(Document page data)
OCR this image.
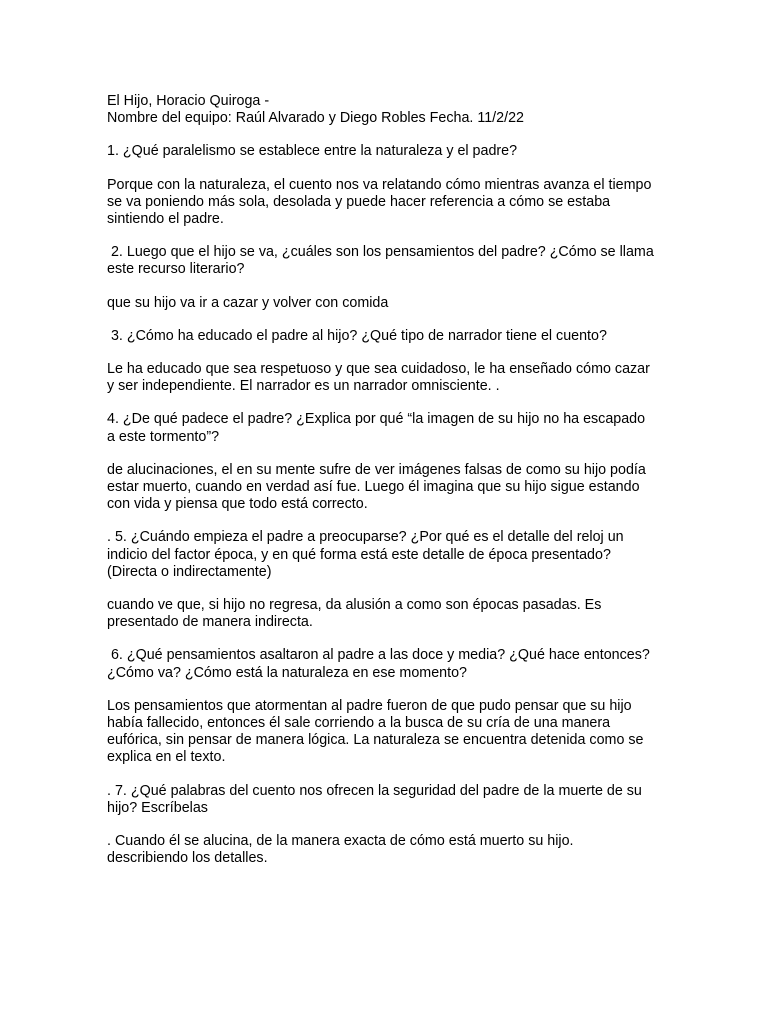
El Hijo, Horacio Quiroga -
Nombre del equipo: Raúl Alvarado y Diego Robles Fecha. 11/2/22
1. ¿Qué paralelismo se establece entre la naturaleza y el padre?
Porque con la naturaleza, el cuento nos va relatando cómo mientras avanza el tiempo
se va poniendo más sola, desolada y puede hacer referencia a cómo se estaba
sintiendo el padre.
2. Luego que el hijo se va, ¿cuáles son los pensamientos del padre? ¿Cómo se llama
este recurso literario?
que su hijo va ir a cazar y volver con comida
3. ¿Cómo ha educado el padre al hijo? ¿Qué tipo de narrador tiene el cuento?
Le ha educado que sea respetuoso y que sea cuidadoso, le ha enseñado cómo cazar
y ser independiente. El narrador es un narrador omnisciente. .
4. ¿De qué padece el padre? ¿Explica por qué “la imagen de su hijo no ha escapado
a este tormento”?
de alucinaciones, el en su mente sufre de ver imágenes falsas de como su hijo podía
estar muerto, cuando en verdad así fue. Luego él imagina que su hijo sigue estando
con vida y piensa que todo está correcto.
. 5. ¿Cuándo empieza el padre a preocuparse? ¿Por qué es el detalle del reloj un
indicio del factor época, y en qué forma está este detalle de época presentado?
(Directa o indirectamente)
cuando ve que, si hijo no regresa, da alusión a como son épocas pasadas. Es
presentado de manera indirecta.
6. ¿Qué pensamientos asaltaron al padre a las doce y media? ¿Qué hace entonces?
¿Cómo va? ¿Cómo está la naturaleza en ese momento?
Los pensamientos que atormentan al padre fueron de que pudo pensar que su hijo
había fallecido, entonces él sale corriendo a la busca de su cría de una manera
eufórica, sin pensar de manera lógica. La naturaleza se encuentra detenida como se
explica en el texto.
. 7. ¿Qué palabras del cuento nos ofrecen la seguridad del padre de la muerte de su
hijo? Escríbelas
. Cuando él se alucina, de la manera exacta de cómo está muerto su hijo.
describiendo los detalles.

> EXERCISE DIRECTIONS
Without including any pictures, reproduce the data exactly.

> REPLY
OCR this image.
El Hijo, Horacio Quiroga -
Nombre del equipo: Raúl Alvarado y Diego Robles Fecha. 11/2/22
1. ¿Qué paralelismo se establece entre la naturaleza y el padre?
Porque con la naturaleza, el cuento nos va relatando cómo mientras avanza el tiempo
se va poniendo más sola, desolada y puede hacer referencia a cómo se estaba
sintiendo el padre.
2. Luego que el hijo se va, ¿cuáles son los pensamientos del padre? ¿Cómo se llama
este recurso literario?
que su hijo va ir a cazar y volver con comida
3. ¿Cómo ha educado el padre al hijo? ¿Qué tipo de narrador tiene el cuento?
Le ha educado que sea respetuoso y que sea cuidadoso, le ha enseñado cómo cazar
y ser independiente. El narrador es un narrador omnisciente. .
4. ¿De qué padece el padre? ¿Explica por qué “la imagen de su hijo no ha escapado
a este tormento”?
de alucinaciones, el en su mente sufre de ver imágenes falsas de como su hijo podía
estar muerto, cuando en verdad así fue. Luego él imagina que su hijo sigue estando
con vida y piensa que todo está correcto.
. 5. ¿Cuándo empieza el padre a preocuparse? ¿Por qué es el detalle del reloj un
indicio del factor época, y en qué forma está este detalle de época presentado?
(Directa o indirectamente)
cuando ve que, si hijo no regresa, da alusión a como son épocas pasadas. Es
presentado de manera indirecta.
6. ¿Qué pensamientos asaltaron al padre a las doce y media? ¿Qué hace entonces?
¿Cómo va? ¿Cómo está la naturaleza en ese momento?
Los pensamientos que atormentan al padre fueron de que pudo pensar que su hijo
había fallecido, entonces él sale corriendo a la busca de su cría de una manera
eufórica, sin pensar de manera lógica. La naturaleza se encuentra detenida como se
explica en el texto.
. 7. ¿Qué palabras del cuento nos ofrecen la seguridad del padre de la muerte de su
hijo? Escríbelas
. Cuando él se alucina, de la manera exacta de cómo está muerto su hijo.
describiendo los detalles.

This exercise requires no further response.